What you need to do - Output nothing but the number of lines that include the word "page".

Dataset entries -
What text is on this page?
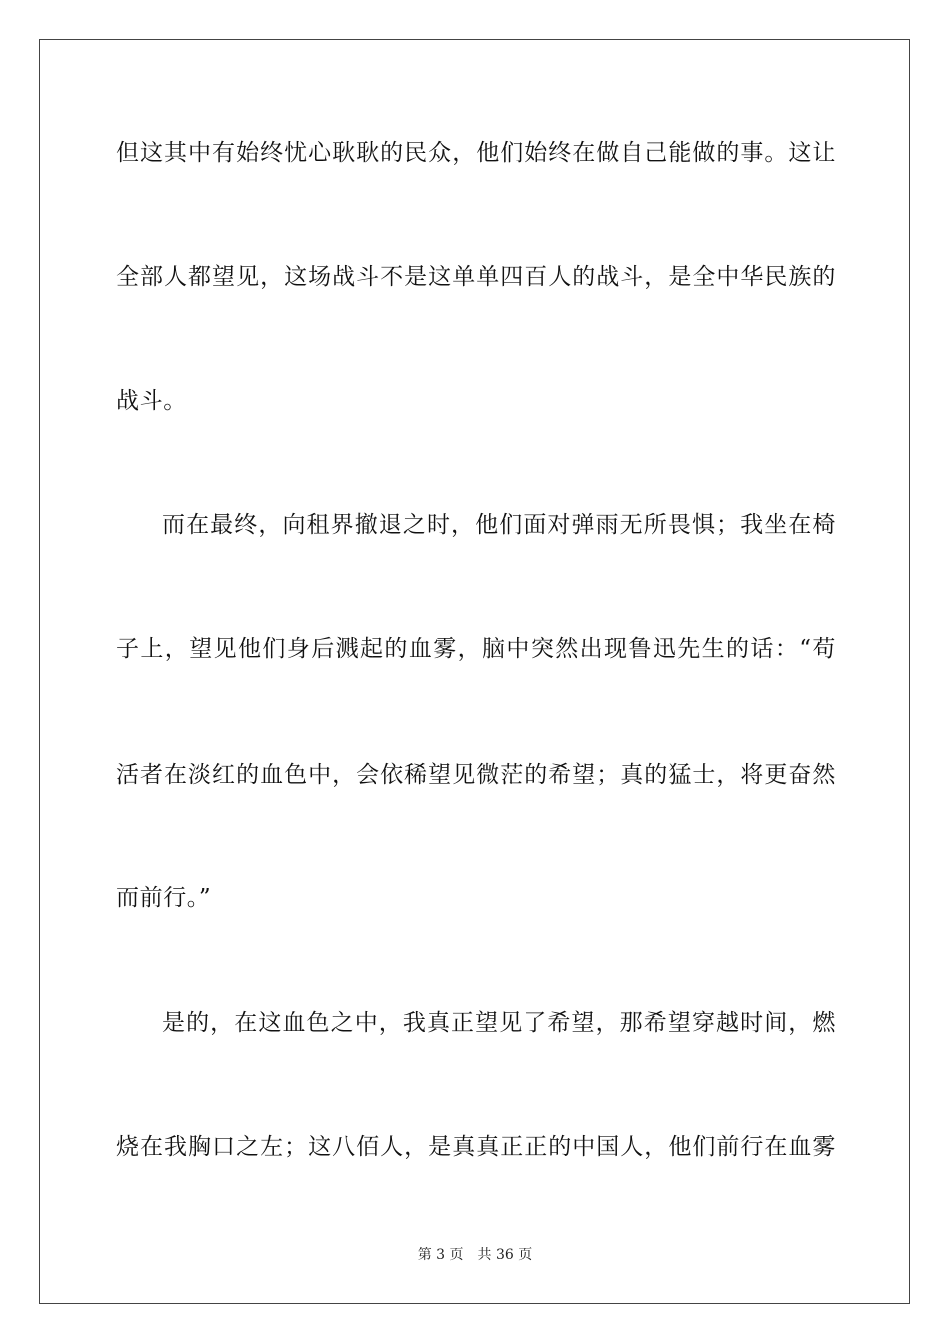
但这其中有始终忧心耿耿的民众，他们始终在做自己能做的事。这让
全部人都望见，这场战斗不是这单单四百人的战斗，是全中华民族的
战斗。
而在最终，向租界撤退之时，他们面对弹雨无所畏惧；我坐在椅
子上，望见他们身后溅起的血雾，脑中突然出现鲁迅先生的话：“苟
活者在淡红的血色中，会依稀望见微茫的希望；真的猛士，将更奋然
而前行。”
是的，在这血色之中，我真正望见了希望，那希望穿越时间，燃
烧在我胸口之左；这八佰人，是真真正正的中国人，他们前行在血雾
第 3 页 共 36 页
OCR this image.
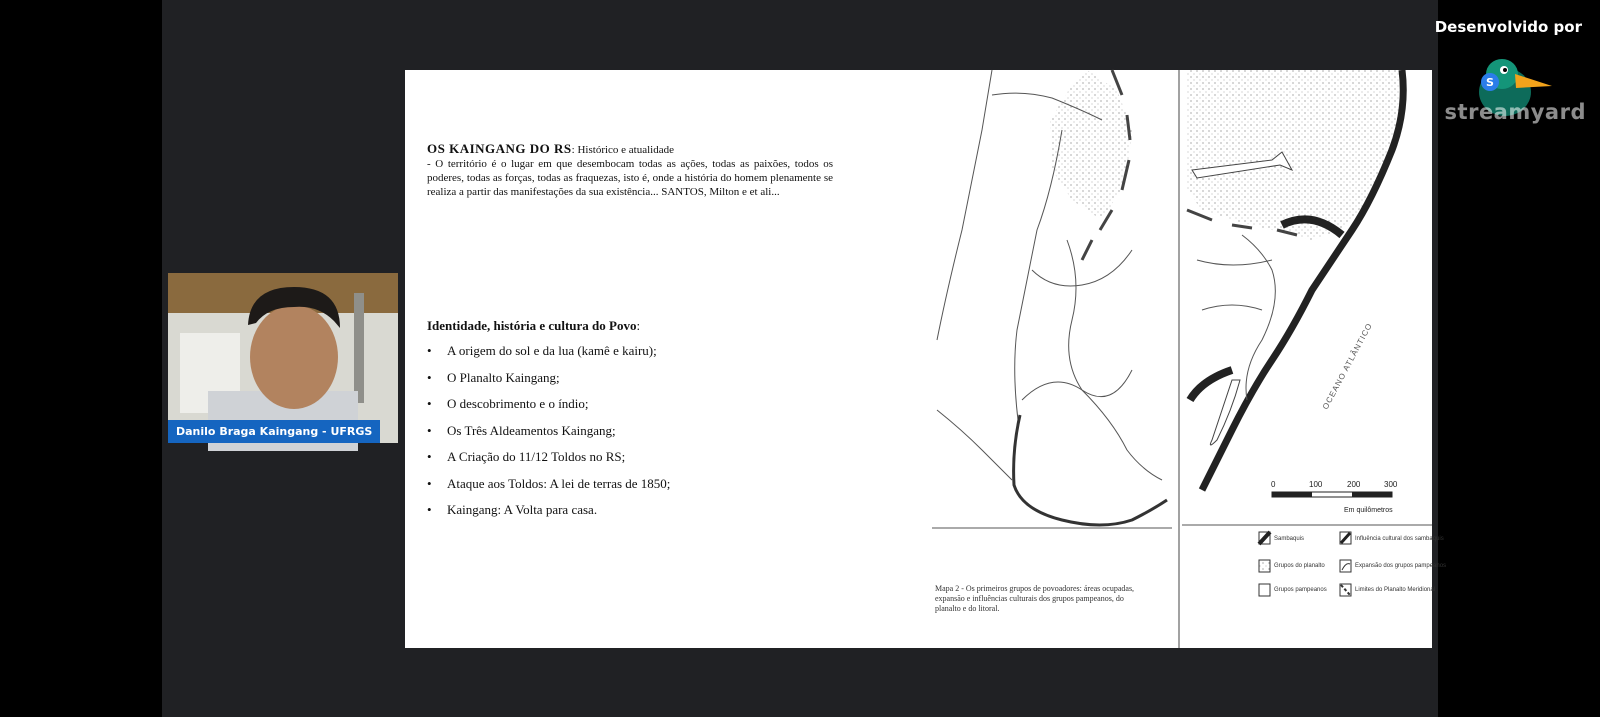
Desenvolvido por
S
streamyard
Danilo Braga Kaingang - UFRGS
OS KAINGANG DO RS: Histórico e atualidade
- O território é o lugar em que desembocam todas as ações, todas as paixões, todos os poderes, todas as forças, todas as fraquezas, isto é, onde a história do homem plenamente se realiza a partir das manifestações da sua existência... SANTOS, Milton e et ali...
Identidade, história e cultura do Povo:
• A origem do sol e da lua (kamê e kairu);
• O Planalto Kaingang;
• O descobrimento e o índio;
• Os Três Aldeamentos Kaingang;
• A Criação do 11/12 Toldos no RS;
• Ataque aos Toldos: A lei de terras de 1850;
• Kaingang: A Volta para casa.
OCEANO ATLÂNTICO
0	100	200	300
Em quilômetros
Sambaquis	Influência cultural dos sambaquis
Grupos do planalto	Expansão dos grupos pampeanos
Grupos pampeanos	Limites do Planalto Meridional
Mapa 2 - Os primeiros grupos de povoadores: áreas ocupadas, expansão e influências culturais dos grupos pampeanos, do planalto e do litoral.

---

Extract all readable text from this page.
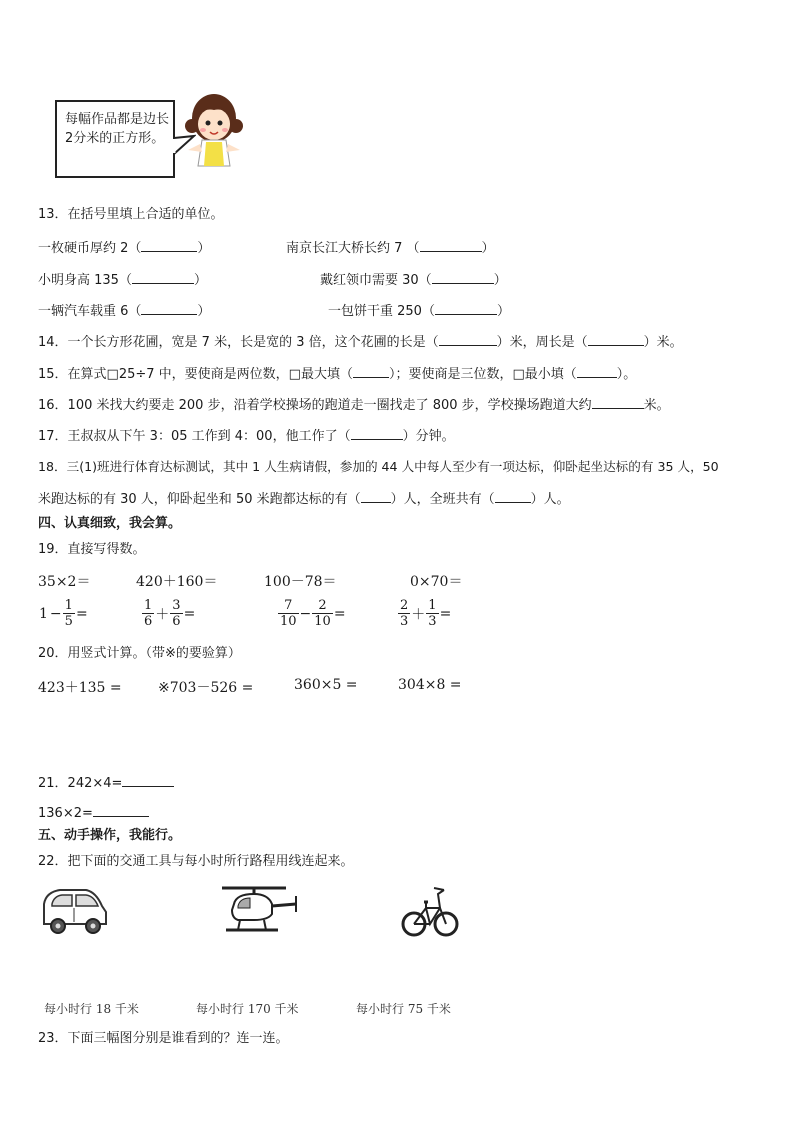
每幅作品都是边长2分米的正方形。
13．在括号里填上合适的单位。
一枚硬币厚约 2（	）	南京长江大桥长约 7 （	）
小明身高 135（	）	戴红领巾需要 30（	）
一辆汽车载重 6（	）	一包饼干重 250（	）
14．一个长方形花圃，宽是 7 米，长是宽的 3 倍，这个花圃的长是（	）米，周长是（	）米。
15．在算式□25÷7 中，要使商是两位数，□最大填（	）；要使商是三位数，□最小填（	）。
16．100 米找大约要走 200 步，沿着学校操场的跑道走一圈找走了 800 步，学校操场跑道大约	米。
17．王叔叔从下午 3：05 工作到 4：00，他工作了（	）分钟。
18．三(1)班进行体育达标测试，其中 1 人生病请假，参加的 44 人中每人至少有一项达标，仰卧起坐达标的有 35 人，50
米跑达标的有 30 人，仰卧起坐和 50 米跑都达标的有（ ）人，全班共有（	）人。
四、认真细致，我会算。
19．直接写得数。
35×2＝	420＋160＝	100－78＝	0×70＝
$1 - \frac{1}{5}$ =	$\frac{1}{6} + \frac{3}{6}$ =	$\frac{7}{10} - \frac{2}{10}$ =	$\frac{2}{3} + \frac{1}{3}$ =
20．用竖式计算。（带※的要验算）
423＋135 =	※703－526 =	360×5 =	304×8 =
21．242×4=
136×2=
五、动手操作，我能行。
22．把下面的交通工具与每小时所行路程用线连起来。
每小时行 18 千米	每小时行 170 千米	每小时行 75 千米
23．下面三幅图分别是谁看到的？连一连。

---

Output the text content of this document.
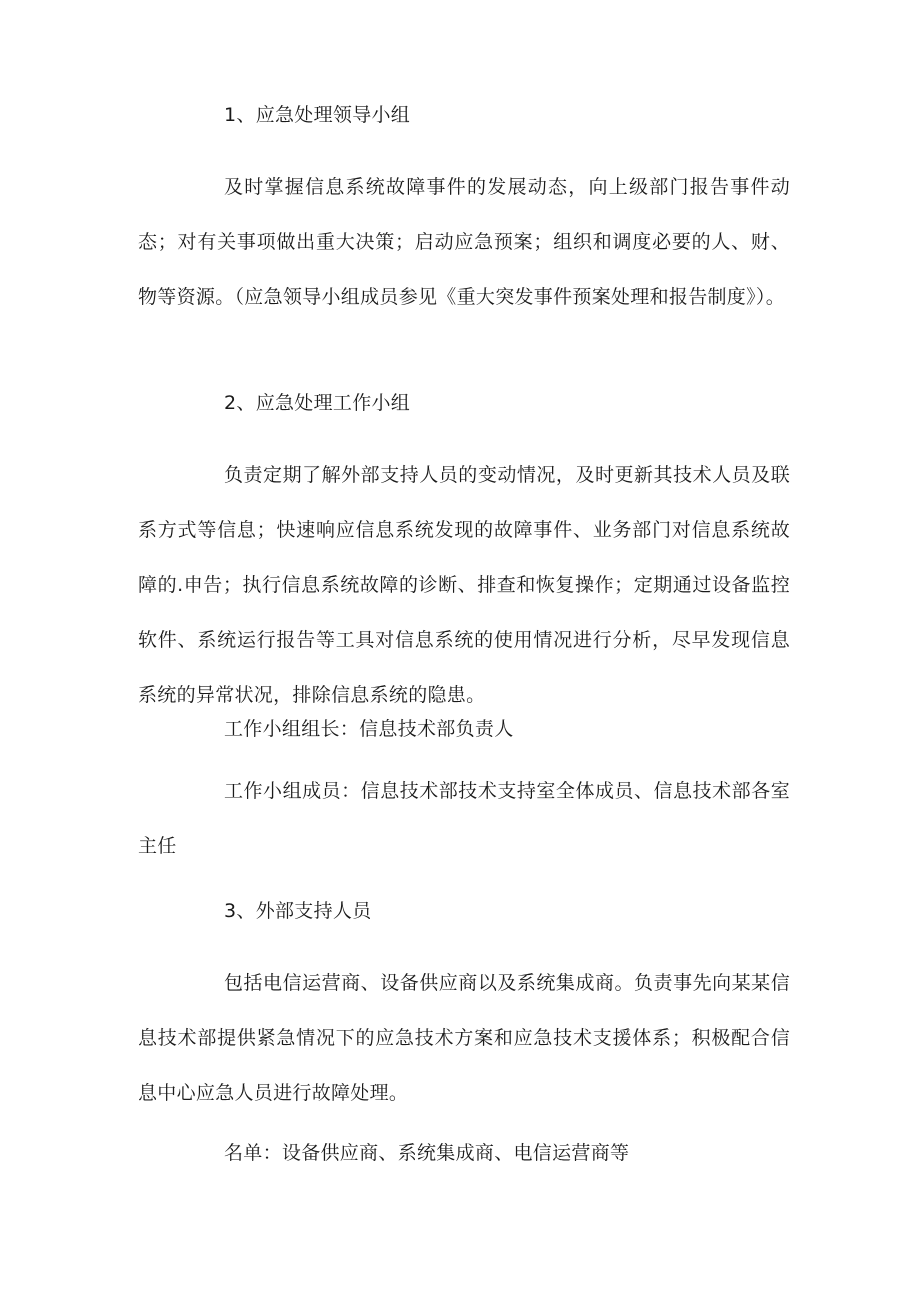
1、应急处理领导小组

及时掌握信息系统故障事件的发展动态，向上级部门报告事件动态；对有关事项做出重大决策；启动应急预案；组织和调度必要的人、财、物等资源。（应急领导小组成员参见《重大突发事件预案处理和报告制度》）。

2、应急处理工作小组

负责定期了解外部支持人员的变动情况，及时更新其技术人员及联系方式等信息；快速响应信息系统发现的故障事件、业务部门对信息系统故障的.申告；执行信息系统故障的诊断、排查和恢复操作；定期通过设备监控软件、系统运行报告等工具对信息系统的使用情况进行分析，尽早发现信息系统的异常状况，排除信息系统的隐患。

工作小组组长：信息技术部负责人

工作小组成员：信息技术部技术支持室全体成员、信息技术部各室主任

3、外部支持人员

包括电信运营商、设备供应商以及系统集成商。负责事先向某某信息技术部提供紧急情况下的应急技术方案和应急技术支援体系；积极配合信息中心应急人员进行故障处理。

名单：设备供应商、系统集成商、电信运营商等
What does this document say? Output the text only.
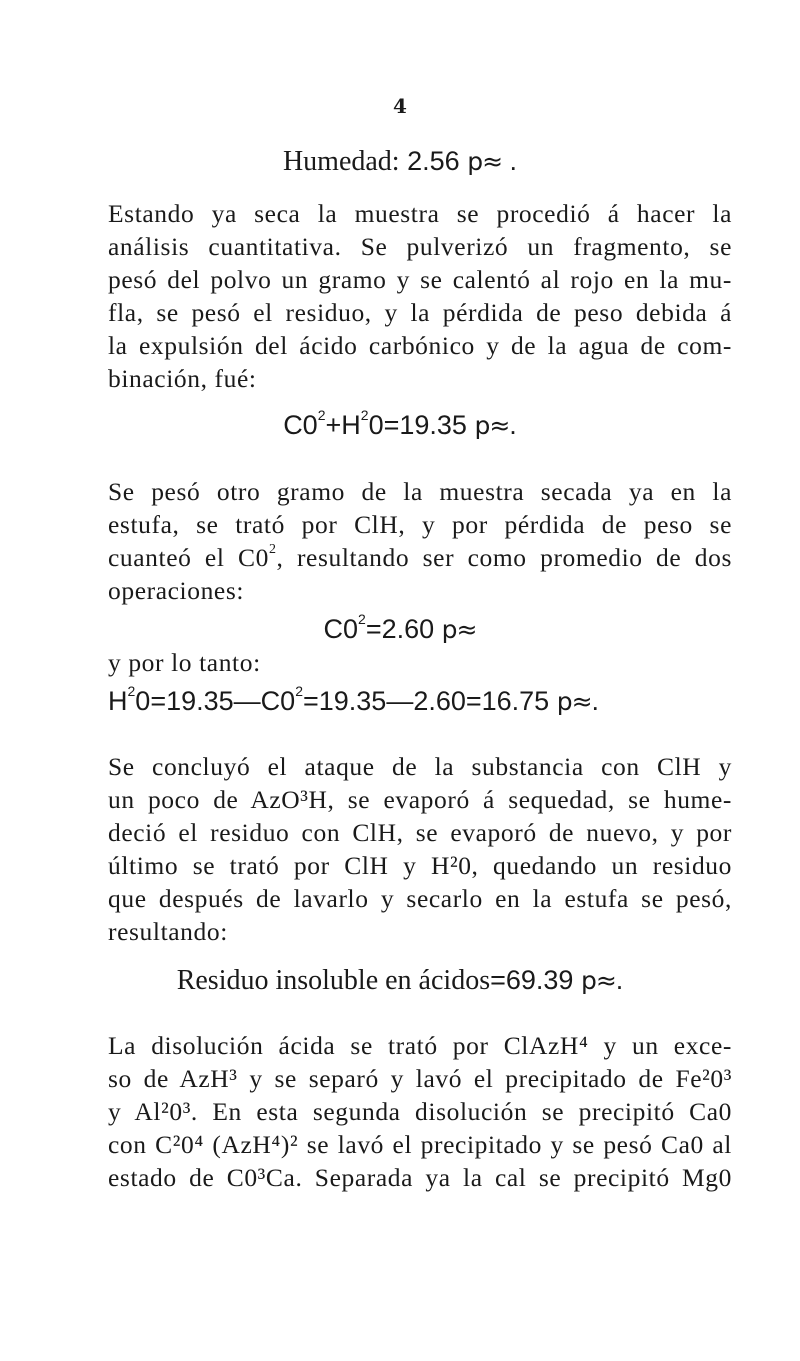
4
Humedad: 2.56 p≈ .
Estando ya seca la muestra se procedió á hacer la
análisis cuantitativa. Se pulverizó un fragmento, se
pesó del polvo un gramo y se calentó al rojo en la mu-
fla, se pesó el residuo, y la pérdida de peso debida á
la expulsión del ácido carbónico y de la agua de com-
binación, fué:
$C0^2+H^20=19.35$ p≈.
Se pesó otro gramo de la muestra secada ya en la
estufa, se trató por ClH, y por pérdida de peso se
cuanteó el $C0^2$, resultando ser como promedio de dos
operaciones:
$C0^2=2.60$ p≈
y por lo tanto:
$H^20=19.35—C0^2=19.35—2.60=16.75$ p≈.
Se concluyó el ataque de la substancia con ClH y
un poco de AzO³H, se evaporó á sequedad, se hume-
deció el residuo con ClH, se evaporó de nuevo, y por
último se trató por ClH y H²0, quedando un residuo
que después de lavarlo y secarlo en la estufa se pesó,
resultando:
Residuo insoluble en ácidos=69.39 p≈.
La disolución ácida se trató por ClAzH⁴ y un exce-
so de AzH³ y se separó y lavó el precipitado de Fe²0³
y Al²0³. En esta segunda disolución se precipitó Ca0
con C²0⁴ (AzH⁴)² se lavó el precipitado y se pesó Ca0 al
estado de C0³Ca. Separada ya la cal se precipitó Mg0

Complete response - 2